Each line that holds the word "title" is to be identified and copied.

-------- Task input

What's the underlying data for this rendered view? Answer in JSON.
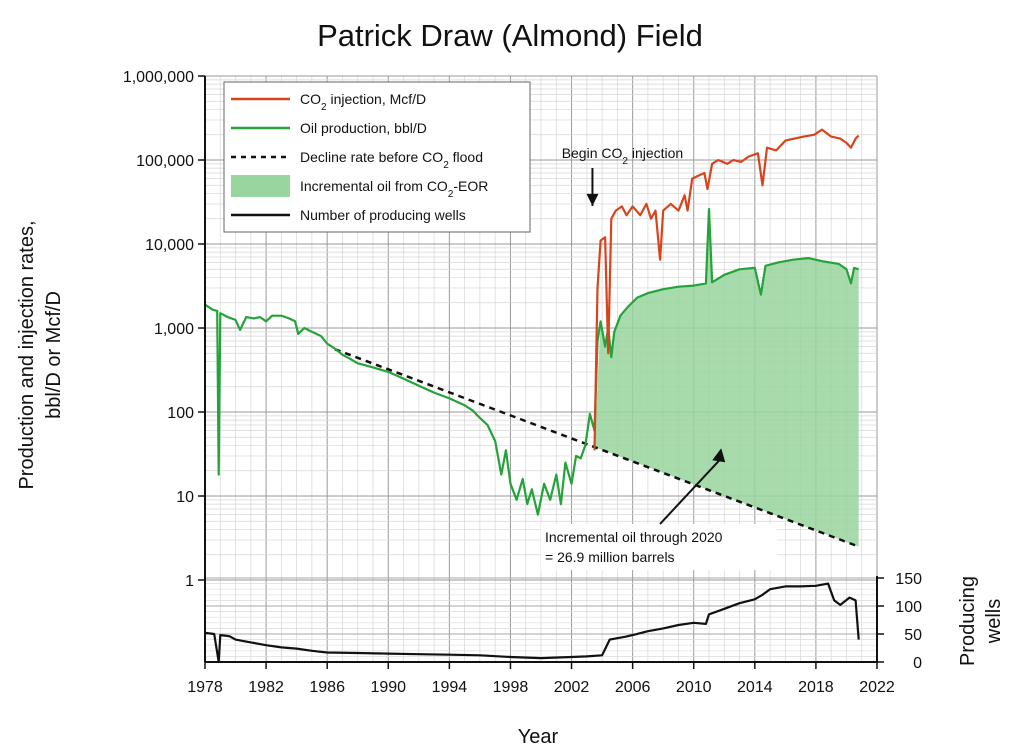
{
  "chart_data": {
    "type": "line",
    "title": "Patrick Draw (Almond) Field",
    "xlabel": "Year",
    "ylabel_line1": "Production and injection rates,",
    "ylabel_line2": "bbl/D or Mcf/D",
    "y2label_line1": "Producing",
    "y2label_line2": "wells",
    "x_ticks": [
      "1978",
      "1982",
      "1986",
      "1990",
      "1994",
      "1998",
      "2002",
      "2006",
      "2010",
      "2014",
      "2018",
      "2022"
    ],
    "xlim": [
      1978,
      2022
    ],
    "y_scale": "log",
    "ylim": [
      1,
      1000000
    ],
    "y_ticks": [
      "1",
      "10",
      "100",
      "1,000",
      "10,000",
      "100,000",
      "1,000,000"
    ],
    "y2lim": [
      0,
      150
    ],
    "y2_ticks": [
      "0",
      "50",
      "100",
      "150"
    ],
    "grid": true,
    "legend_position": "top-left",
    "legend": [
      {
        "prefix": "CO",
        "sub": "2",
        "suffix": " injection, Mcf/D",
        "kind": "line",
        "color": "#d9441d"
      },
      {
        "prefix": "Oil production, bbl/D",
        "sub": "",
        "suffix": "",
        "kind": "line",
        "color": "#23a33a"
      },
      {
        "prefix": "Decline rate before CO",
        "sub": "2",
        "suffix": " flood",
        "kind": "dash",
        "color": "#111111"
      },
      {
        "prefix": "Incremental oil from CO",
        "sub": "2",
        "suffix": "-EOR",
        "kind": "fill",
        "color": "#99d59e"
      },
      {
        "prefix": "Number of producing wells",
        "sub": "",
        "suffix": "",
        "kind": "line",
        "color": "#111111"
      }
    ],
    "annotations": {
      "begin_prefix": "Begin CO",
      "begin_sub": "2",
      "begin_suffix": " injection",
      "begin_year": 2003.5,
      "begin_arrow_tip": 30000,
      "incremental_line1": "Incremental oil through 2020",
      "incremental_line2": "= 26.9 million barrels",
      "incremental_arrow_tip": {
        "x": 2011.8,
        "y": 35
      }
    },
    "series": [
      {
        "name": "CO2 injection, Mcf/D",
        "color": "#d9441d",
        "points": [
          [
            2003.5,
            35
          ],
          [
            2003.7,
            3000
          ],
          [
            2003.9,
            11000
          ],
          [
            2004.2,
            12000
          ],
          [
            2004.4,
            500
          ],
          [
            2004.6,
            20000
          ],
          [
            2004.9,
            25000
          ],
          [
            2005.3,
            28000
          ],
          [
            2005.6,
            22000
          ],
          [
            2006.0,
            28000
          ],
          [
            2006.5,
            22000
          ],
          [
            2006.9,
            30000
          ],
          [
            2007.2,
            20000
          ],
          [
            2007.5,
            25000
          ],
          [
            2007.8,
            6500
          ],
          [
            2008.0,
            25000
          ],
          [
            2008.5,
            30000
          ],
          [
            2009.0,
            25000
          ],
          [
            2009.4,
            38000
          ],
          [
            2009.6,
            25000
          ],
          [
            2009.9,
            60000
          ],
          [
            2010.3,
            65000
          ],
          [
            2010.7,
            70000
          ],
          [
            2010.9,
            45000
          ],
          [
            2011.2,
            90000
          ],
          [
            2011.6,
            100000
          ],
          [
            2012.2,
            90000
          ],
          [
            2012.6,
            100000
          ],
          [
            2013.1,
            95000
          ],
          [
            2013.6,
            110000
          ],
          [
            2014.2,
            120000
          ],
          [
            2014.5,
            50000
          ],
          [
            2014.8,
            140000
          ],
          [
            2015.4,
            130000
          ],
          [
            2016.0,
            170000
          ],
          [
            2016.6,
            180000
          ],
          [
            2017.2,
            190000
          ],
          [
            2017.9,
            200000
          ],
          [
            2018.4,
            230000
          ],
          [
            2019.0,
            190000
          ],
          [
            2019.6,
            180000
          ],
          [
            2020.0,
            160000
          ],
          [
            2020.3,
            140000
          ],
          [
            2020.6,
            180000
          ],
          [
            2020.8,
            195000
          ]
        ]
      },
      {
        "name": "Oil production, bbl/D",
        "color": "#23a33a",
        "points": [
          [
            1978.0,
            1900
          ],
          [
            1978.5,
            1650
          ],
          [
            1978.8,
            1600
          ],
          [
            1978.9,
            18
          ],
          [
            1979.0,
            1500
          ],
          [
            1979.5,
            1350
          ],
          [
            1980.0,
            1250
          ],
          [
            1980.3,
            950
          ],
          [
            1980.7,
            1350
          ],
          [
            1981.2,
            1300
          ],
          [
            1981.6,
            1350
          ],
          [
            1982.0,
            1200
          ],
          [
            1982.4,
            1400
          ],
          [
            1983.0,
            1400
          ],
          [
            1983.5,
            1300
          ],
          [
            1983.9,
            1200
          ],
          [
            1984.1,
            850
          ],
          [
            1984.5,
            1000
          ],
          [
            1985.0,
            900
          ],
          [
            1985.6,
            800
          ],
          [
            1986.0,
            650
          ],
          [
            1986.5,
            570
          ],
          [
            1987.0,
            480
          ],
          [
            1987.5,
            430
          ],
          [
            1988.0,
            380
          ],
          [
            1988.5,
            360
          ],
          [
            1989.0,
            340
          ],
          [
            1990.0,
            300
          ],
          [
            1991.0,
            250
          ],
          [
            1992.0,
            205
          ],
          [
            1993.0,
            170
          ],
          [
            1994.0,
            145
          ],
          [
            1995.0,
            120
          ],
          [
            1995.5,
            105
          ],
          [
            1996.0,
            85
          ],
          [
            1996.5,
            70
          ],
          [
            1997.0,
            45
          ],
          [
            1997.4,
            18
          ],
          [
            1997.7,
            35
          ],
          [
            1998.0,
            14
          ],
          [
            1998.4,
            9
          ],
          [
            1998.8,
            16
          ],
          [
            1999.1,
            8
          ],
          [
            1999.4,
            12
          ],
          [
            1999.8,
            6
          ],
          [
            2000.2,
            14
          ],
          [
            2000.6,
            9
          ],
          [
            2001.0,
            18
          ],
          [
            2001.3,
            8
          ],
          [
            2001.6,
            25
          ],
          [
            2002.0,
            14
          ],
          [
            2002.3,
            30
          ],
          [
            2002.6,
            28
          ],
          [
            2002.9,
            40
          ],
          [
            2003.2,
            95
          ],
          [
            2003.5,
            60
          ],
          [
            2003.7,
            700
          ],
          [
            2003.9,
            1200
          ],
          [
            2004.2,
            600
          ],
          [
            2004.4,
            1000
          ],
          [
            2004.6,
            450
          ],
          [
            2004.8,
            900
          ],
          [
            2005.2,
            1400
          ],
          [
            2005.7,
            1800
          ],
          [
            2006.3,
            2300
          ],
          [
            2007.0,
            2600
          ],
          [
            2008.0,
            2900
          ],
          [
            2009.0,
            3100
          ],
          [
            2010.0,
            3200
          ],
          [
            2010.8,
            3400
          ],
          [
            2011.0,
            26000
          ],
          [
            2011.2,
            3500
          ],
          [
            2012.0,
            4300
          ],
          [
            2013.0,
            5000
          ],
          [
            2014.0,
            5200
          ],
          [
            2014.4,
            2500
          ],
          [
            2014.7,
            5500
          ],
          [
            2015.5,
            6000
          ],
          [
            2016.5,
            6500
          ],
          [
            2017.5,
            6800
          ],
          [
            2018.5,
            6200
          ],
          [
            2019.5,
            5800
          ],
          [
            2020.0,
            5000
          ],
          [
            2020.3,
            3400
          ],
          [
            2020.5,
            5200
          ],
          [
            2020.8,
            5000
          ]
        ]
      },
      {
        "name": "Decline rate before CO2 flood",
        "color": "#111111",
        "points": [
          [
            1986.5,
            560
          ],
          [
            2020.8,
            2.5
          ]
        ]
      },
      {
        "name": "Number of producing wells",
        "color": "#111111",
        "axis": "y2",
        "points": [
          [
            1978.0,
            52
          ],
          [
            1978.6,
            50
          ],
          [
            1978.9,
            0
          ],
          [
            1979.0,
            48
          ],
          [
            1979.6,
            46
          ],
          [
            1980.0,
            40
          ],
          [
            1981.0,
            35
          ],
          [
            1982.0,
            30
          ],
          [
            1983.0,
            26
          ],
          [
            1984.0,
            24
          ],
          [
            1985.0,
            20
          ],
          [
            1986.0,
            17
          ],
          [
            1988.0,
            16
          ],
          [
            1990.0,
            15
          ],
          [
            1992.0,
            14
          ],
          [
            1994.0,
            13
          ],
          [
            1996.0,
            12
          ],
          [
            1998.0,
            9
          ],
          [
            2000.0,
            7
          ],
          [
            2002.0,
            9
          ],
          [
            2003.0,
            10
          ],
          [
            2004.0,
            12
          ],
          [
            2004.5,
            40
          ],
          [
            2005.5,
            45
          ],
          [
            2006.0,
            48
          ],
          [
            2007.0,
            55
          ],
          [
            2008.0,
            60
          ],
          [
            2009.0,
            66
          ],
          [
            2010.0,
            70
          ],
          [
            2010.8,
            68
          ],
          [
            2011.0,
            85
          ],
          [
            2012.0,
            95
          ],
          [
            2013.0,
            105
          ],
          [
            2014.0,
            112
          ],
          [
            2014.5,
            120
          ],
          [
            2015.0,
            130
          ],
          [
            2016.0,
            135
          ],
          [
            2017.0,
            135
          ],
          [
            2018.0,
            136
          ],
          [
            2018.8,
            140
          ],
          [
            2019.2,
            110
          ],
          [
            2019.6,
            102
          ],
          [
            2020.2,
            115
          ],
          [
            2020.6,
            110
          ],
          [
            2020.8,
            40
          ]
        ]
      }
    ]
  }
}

----------------
-------- Task input

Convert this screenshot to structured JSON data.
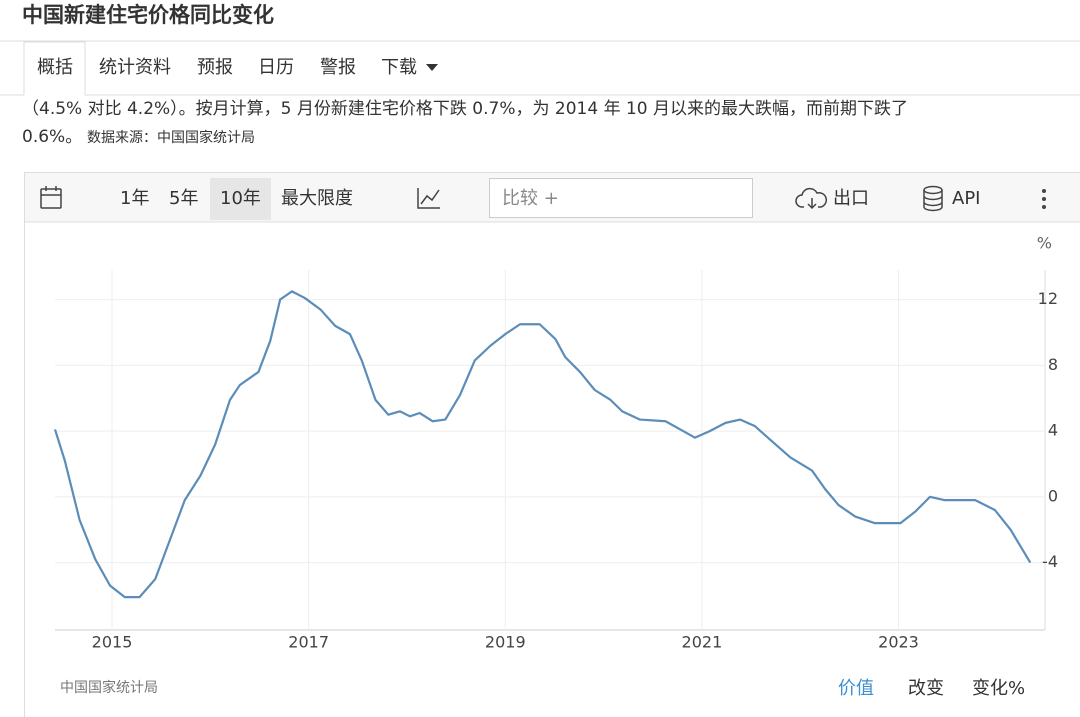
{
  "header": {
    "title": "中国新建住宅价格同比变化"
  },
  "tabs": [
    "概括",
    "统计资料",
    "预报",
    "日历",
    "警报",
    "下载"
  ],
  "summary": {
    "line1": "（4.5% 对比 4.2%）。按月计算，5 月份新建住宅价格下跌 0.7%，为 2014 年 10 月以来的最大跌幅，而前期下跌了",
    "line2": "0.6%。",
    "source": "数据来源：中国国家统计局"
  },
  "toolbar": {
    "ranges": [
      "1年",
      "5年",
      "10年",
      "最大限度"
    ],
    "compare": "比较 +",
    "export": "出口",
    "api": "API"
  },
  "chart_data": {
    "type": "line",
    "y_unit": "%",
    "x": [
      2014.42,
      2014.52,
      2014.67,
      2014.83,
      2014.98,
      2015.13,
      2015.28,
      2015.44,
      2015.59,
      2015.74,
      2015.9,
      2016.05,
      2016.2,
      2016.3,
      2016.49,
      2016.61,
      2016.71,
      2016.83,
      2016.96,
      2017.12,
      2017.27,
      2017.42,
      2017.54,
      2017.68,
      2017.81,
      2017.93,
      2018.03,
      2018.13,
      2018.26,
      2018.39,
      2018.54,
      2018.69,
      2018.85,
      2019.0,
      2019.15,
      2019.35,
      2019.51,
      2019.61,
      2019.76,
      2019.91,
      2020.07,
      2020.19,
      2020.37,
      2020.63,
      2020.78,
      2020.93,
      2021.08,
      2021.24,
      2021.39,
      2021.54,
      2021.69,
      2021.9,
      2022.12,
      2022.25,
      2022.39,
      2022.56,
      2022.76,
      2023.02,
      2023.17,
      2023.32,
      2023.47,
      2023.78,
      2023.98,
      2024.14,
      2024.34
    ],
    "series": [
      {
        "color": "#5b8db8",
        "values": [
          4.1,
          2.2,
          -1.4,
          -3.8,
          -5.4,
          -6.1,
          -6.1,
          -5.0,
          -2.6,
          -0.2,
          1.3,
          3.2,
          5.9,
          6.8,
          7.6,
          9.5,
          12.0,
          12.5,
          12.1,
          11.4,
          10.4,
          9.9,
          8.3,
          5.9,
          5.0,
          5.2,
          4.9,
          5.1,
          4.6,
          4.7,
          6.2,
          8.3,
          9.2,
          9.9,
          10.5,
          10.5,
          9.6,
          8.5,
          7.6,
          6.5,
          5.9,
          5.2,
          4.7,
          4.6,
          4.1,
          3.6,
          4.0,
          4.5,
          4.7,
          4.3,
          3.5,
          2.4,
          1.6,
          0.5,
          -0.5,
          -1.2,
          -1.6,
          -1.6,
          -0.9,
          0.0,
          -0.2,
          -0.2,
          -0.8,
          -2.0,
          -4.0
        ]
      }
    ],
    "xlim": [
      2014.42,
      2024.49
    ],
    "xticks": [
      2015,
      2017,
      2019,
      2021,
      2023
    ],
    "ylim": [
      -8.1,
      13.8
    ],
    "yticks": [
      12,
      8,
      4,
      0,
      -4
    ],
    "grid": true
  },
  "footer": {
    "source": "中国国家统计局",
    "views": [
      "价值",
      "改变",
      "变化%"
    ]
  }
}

----------------

_Answer for this exercise_:
    "title": "Patrick Draw (Almond) Field",
    "title": "中国新建住宅价格同比变化"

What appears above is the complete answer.